* Aim of the exercise *
What follows is a listing to be transcribed exactly.

Records that describe figures:
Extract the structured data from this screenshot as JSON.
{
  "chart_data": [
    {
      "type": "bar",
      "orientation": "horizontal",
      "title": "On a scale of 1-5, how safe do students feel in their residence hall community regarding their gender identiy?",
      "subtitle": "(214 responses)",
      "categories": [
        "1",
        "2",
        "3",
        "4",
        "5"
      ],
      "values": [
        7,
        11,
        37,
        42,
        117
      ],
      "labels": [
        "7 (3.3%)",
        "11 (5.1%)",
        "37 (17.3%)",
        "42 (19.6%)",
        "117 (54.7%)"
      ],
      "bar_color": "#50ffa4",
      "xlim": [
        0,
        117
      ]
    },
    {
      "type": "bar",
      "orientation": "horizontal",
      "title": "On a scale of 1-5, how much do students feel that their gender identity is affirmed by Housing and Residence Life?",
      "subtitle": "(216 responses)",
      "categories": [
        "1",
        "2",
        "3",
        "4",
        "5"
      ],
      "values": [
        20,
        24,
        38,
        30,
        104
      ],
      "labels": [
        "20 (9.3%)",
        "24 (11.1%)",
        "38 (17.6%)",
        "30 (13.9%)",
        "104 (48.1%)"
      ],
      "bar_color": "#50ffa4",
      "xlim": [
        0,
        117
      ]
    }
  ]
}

* Problem solution *
Extract the structured data from this screenshot as JSON.
{
  "chart_data": [
    {
      "type": "bar",
      "orientation": "horizontal",
      "title": "On a scale of 1-5, how safe do students feel in their residence hall community regarding their gender identiy?",
      "subtitle": "(214 responses)",
      "categories": [
        "1",
        "2",
        "3",
        "4",
        "5"
      ],
      "values": [
        7,
        11,
        37,
        42,
        117
      ],
      "labels": [
        "7 (3.3%)",
        "11 (5.1%)",
        "37 (17.3%)",
        "42 (19.6%)",
        "117 (54.7%)"
      ],
      "bar_color": "#50ffa4",
      "xlim": [
        0,
        117
      ]
    },
    {
      "type": "bar",
      "orientation": "horizontal",
      "title": "On a scale of 1-5, how much do students feel that their gender identity is affirmed by Housing and Residence Life?",
      "subtitle": "(216 responses)",
      "categories": [
        "1",
        "2",
        "3",
        "4",
        "5"
      ],
      "values": [
        20,
        24,
        38,
        30,
        104
      ],
      "labels": [
        "20 (9.3%)",
        "24 (11.1%)",
        "38 (17.6%)",
        "30 (13.9%)",
        "104 (48.1%)"
      ],
      "bar_color": "#50ffa4",
      "xlim": [
        0,
        117
      ]
    }
  ]
}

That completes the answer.